:: Goal of the exercise ::
Copy the rows verbatim, from the first line through the line that contains "candle (534, 351, 541, 402)", including both of those lines.

:: Available records ::
··········

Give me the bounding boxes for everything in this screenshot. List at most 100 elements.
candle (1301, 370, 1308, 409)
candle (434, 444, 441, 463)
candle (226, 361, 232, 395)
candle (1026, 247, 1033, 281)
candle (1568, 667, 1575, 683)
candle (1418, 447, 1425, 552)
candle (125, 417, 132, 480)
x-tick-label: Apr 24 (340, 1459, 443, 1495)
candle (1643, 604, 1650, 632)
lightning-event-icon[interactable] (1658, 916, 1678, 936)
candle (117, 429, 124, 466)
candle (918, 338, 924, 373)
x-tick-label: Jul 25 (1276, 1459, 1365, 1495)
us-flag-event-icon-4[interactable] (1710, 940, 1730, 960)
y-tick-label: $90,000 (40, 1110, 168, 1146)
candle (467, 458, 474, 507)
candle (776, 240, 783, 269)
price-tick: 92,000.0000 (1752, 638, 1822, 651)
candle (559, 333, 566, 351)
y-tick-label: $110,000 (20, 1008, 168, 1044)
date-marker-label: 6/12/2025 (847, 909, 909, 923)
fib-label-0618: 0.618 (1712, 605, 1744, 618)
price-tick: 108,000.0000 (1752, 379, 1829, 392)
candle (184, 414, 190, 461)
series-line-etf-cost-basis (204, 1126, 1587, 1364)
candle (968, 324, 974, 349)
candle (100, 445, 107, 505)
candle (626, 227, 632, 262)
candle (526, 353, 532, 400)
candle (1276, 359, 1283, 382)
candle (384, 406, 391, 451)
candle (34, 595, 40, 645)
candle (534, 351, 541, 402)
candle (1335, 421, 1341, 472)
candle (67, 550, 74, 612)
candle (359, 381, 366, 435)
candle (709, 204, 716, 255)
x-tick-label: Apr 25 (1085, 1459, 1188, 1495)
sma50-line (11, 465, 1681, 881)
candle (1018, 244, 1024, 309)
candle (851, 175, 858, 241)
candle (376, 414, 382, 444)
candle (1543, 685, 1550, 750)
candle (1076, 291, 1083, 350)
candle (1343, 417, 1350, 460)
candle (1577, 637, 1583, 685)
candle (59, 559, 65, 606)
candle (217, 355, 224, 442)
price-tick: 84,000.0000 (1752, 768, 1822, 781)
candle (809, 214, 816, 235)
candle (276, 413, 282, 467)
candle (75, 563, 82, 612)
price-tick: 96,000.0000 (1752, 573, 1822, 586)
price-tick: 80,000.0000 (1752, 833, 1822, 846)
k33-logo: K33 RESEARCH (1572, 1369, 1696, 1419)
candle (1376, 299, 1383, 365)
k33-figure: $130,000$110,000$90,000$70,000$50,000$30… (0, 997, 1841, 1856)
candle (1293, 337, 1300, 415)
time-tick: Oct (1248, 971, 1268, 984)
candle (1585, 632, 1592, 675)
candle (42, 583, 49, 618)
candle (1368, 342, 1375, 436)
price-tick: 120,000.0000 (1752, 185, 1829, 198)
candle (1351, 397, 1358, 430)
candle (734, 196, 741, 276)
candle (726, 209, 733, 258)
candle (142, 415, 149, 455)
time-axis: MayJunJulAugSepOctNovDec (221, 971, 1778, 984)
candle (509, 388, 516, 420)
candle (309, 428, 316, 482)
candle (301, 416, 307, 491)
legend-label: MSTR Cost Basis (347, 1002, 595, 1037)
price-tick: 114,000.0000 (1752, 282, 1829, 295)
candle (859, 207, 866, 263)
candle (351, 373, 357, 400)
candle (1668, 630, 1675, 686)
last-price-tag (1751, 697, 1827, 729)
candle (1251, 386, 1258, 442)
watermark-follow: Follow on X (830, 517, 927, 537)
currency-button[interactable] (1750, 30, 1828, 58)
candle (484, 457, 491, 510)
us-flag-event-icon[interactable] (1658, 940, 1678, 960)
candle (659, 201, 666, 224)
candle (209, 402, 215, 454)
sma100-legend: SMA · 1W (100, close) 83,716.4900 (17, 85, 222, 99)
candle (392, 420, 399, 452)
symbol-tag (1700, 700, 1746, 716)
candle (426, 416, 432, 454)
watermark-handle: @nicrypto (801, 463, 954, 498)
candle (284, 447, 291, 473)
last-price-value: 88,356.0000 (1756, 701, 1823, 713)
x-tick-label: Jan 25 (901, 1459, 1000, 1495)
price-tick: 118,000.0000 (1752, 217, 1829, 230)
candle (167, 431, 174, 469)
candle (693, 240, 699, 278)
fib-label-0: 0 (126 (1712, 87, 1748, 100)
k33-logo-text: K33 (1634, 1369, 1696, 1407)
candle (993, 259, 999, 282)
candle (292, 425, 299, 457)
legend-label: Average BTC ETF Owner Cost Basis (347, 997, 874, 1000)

··········

:: Correct response ::
Give me the bounding boxes for everything in this screenshot. List at most 100 elements.
candle (1301, 370, 1308, 409)
candle (434, 444, 441, 463)
candle (226, 361, 232, 395)
candle (1026, 247, 1033, 281)
candle (1568, 667, 1575, 683)
candle (1418, 447, 1425, 552)
candle (125, 417, 132, 480)
x-tick-label: Apr 24 (340, 1459, 443, 1495)
candle (1643, 604, 1650, 632)
lightning-event-icon[interactable] (1658, 916, 1678, 936)
candle (117, 429, 124, 466)
candle (918, 338, 924, 373)
x-tick-label: Jul 25 (1276, 1459, 1365, 1495)
us-flag-event-icon-4[interactable] (1710, 940, 1730, 960)
y-tick-label: $90,000 (40, 1110, 168, 1146)
candle (467, 458, 474, 507)
candle (776, 240, 783, 269)
price-tick: 92,000.0000 (1752, 638, 1822, 651)
candle (559, 333, 566, 351)
y-tick-label: $110,000 (20, 1008, 168, 1044)
date-marker-label: 6/12/2025 (847, 909, 909, 923)
fib-label-0618: 0.618 (1712, 605, 1744, 618)
price-tick: 108,000.0000 (1752, 379, 1829, 392)
candle (184, 414, 190, 461)
series-line-etf-cost-basis (204, 1126, 1587, 1364)
candle (968, 324, 974, 349)
candle (100, 445, 107, 505)
candle (626, 227, 632, 262)
candle (526, 353, 532, 400)
candle (1276, 359, 1283, 382)
candle (384, 406, 391, 451)
candle (34, 595, 40, 645)
candle (534, 351, 541, 402)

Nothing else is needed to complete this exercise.